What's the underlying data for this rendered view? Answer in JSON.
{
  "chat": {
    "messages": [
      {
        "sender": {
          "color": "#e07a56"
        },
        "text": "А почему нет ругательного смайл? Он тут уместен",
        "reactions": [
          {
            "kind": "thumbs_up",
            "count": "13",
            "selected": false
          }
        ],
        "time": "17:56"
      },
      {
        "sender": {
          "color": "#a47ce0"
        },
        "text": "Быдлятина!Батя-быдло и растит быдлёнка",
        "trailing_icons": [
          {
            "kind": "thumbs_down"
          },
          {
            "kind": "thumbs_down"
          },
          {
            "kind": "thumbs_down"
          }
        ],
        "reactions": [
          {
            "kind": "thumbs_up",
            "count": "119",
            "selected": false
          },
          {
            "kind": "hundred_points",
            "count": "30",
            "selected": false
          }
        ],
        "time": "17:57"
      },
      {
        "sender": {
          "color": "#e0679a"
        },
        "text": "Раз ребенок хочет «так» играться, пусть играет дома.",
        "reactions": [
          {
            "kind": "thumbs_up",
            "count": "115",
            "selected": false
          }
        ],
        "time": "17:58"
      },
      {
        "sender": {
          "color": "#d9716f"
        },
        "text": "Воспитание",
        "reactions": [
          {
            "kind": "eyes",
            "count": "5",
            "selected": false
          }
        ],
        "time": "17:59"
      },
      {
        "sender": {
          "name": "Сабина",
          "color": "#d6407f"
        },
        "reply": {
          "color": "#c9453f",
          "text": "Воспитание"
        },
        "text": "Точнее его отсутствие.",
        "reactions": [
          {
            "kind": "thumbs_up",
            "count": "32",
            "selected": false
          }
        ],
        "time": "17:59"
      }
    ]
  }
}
* * * * * * *
Aim of the exercise
Write the material out again in its entirety, exactly as shown.

The answer
What's the underlying data for this rendered view? Answer in JSON.
{
  "chat": {
    "messages": [
      {
        "sender": {
          "color": "#e07a56"
        },
        "text": "А почему нет ругательного смайл? Он тут уместен",
        "reactions": [
          {
            "kind": "thumbs_up",
            "count": "13",
            "selected": false
          }
        ],
        "time": "17:56"
      },
      {
        "sender": {
          "color": "#a47ce0"
        },
        "text": "Быдлятина!Батя-быдло и растит быдлёнка",
        "trailing_icons": [
          {
            "kind": "thumbs_down"
          },
          {
            "kind": "thumbs_down"
          },
          {
            "kind": "thumbs_down"
          }
        ],
        "reactions": [
          {
            "kind": "thumbs_up",
            "count": "119",
            "selected": false
          },
          {
            "kind": "hundred_points",
            "count": "30",
            "selected": false
          }
        ],
        "time": "17:57"
      },
      {
        "sender": {
          "color": "#e0679a"
        },
        "text": "Раз ребенок хочет «так» играться, пусть играет дома.",
        "reactions": [
          {
            "kind": "thumbs_up",
            "count": "115",
            "selected": false
          }
        ],
        "time": "17:58"
      },
      {
        "sender": {
          "color": "#d9716f"
        },
        "text": "Воспитание",
        "reactions": [
          {
            "kind": "eyes",
            "count": "5",
            "selected": false
          }
        ],
        "time": "17:59"
      },
      {
        "sender": {
          "name": "Сабина",
          "color": "#d6407f"
        },
        "reply": {
          "color": "#c9453f",
          "text": "Воспитание"
        },
        "text": "Точнее его отсутствие.",
        "reactions": [
          {
            "kind": "thumbs_up",
            "count": "32",
            "selected": false
          }
        ],
        "time": "17:59"
      }
    ]
  }
}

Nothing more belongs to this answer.